PROBLEM TO SOLVE
Any pictures in the records below should be skipped; write out everything else exactly.
::: LISTED ENTRIES :::
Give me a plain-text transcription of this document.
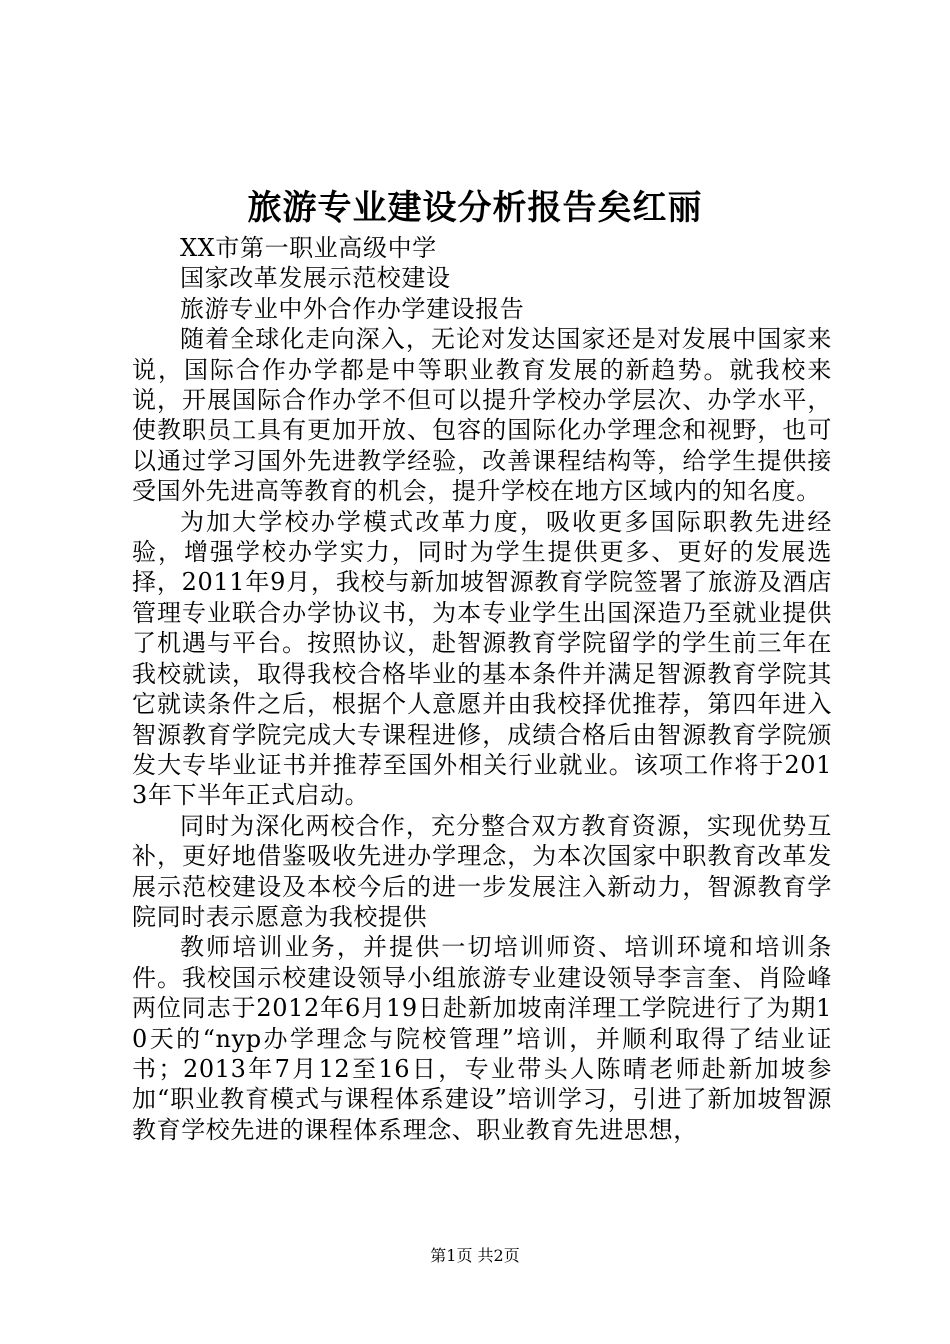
旅游专业建设分析报告矣红丽

XX市第一职业高级中学

国家改革发展示范校建设

旅游专业中外合作办学建设报告

随着全球化走向深入，无论对发达国家还是对发展中国家来说，国际合作办学都是中等职业教育发展的新趋势。就我校来说，开展国际合作办学不但可以提升学校办学层次、办学水平，使教职员工具有更加开放、包容的国际化办学理念和视野，也可以通过学习国外先进教学经验，改善课程结构等，给学生提供接受国外先进高等教育的机会，提升学校在地方区域内的知名度。

为加大学校办学模式改革力度，吸收更多国际职教先进经验，增强学校办学实力，同时为学生提供更多、更好的发展选择，2011年9月，我校与新加坡智源教育学院签署了旅游及酒店管理专业联合办学协议书，为本专业学生出国深造乃至就业提供了机遇与平台。按照协议，赴智源教育学院留学的学生前三年在我校就读，取得我校合格毕业的基本条件并满足智源教育学院其它就读条件之后，根据个人意愿并由我校择优推荐，第四年进入智源教育学院完成大专课程进修，成绩合格后由智源教育学院颁发大专毕业证书并推荐至国外相关行业就业。该项工作将于2013年下半年正式启动。

同时为深化两校合作，充分整合双方教育资源，实现优势互补，更好地借鉴吸收先进办学理念，为本次国家中职教育改革发展示范校建设及本校今后的进一步发展注入新动力，智源教育学院同时表示愿意为我校提供

教师培训业务，并提供一切培训师资、培训环境和培训条件。我校国示校建设领导小组旅游专业建设领导李言奎、肖险峰两位同志于2012年6月19日赴新加坡南洋理工学院进行了为期10天的“nyp办学理念与院校管理”培训，并顺利取得了结业证书；2013年7月12至16日，专业带头人陈晴老师赴新加坡参加“职业教育模式与课程体系建设”培训学习，引进了新加坡智源教育学校先进的课程体系理念、职业教育先进思想，

第1页 共2页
:::
EXERCISE ANSWER
Give me a plain-text transcription of this document.
旅游专业建设分析报告矣红丽

XX市第一职业高级中学

国家改革发展示范校建设

旅游专业中外合作办学建设报告

随着全球化走向深入，无论对发达国家还是对发展中国家来说，国际合作办学都是中等职业教育发展的新趋势。就我校来说，开展国际合作办学不但可以提升学校办学层次、办学水平，使教职员工具有更加开放、包容的国际化办学理念和视野，也可以通过学习国外先进教学经验，改善课程结构等，给学生提供接受国外先进高等教育的机会，提升学校在地方区域内的知名度。

为加大学校办学模式改革力度，吸收更多国际职教先进经验，增强学校办学实力，同时为学生提供更多、更好的发展选择，2011年9月，我校与新加坡智源教育学院签署了旅游及酒店管理专业联合办学协议书，为本专业学生出国深造乃至就业提供了机遇与平台。按照协议，赴智源教育学院留学的学生前三年在我校就读，取得我校合格毕业的基本条件并满足智源教育学院其它就读条件之后，根据个人意愿并由我校择优推荐，第四年进入智源教育学院完成大专课程进修，成绩合格后由智源教育学院颁发大专毕业证书并推荐至国外相关行业就业。该项工作将于2013年下半年正式启动。

同时为深化两校合作，充分整合双方教育资源，实现优势互补，更好地借鉴吸收先进办学理念，为本次国家中职教育改革发展示范校建设及本校今后的进一步发展注入新动力，智源教育学院同时表示愿意为我校提供

教师培训业务，并提供一切培训师资、培训环境和培训条件。我校国示校建设领导小组旅游专业建设领导李言奎、肖险峰两位同志于2012年6月19日赴新加坡南洋理工学院进行了为期10天的“nyp办学理念与院校管理”培训，并顺利取得了结业证书；2013年7月12至16日，专业带头人陈晴老师赴新加坡参加“职业教育模式与课程体系建设”培训学习，引进了新加坡智源教育学校先进的课程体系理念、职业教育先进思想，

第1页 共2页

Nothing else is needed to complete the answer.